- Records shown -
----------------------------------------

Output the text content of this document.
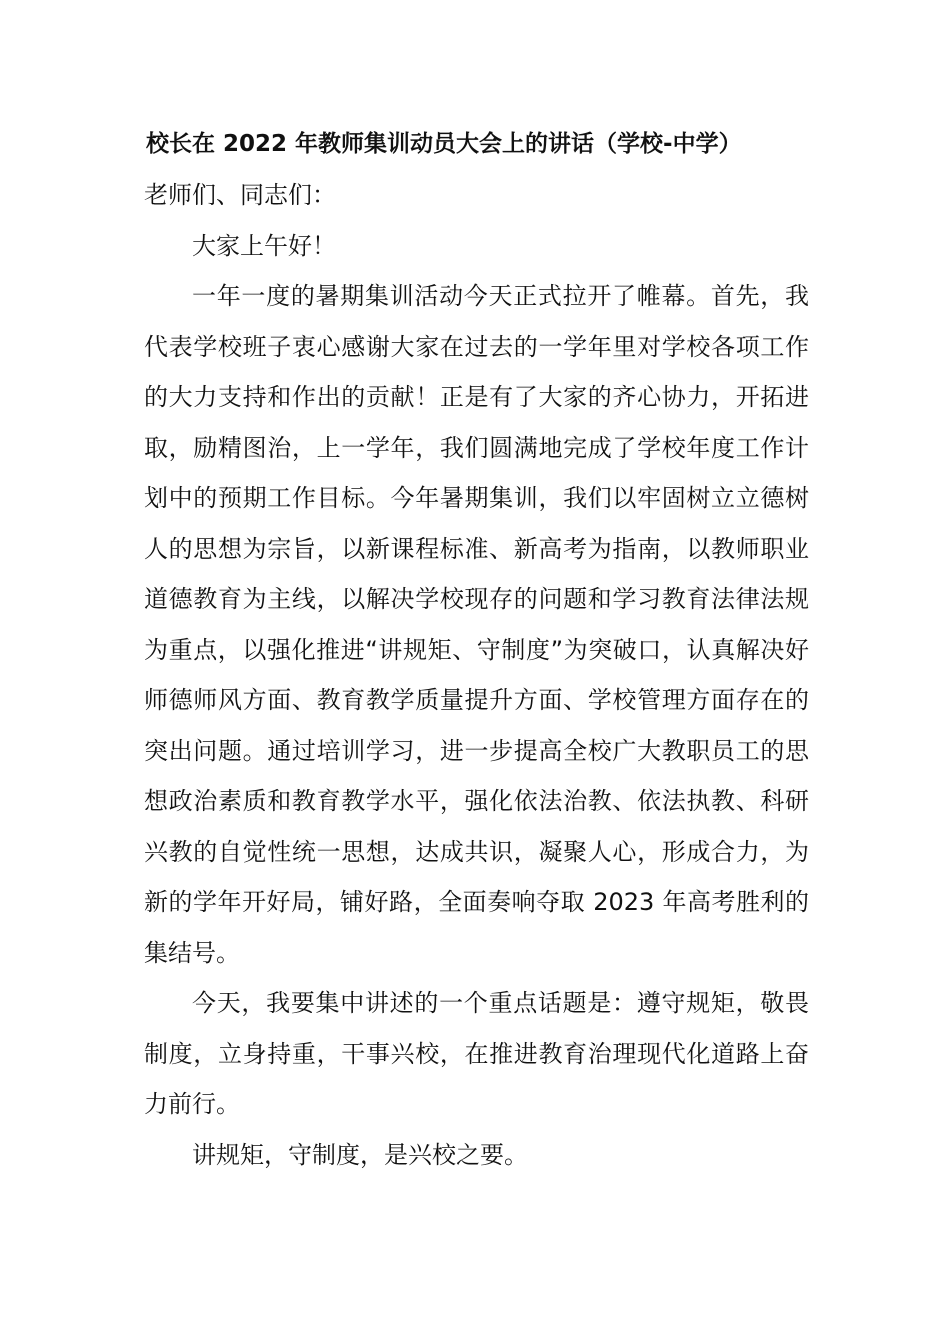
校长在 2022 年教师集训动员大会上的讲话（学校-中学）

老师们、同志们：

大家上午好！

一年一度的暑期集训活动今天正式拉开了帷幕。首先，我代表学校班子衷心感谢大家在过去的一学年里对学校各项工作的大力支持和作出的贡献！正是有了大家的齐心协力，开拓进取，励精图治，上一学年，我们圆满地完成了学校年度工作计划中的预期工作目标。今年暑期集训，我们以牢固树立立德树人的思想为宗旨，以新课程标准、新高考为指南，以教师职业道德教育为主线，以解决学校现存的问题和学习教育法律法规为重点，以强化推进“讲规矩、守制度”为突破口，认真解决好师德师风方面、教育教学质量提升方面、学校管理方面存在的突出问题。通过培训学习，进一步提高全校广大教职员工的思想政治素质和教育教学水平，强化依法治教、依法执教、科研兴教的自觉性统一思想，达成共识，凝聚人心，形成合力，为新的学年开好局，铺好路，全面奏响夺取 2023 年高考胜利的集结号。

今天，我要集中讲述的一个重点话题是：遵守规矩，敬畏制度，立身持重，干事兴校，在推进教育治理现代化道路上奋力前行。

讲规矩，守制度，是兴校之要。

----------------------------------------

- Short task -
Repeat the material above word for word and skip every image in it.

- Final result -
Output the text content of this document.
校长在 2022 年教师集训动员大会上的讲话（学校-中学）

老师们、同志们：

大家上午好！

一年一度的暑期集训活动今天正式拉开了帷幕。首先，我代表学校班子衷心感谢大家在过去的一学年里对学校各项工作的大力支持和作出的贡献！正是有了大家的齐心协力，开拓进取，励精图治，上一学年，我们圆满地完成了学校年度工作计划中的预期工作目标。今年暑期集训，我们以牢固树立立德树人的思想为宗旨，以新课程标准、新高考为指南，以教师职业道德教育为主线，以解决学校现存的问题和学习教育法律法规为重点，以强化推进“讲规矩、守制度”为突破口，认真解决好师德师风方面、教育教学质量提升方面、学校管理方面存在的突出问题。通过培训学习，进一步提高全校广大教职员工的思想政治素质和教育教学水平，强化依法治教、依法执教、科研兴教的自觉性统一思想，达成共识，凝聚人心，形成合力，为新的学年开好局，铺好路，全面奏响夺取 2023 年高考胜利的集结号。

今天，我要集中讲述的一个重点话题是：遵守规矩，敬畏制度，立身持重，干事兴校，在推进教育治理现代化道路上奋力前行。

讲规矩，守制度，是兴校之要。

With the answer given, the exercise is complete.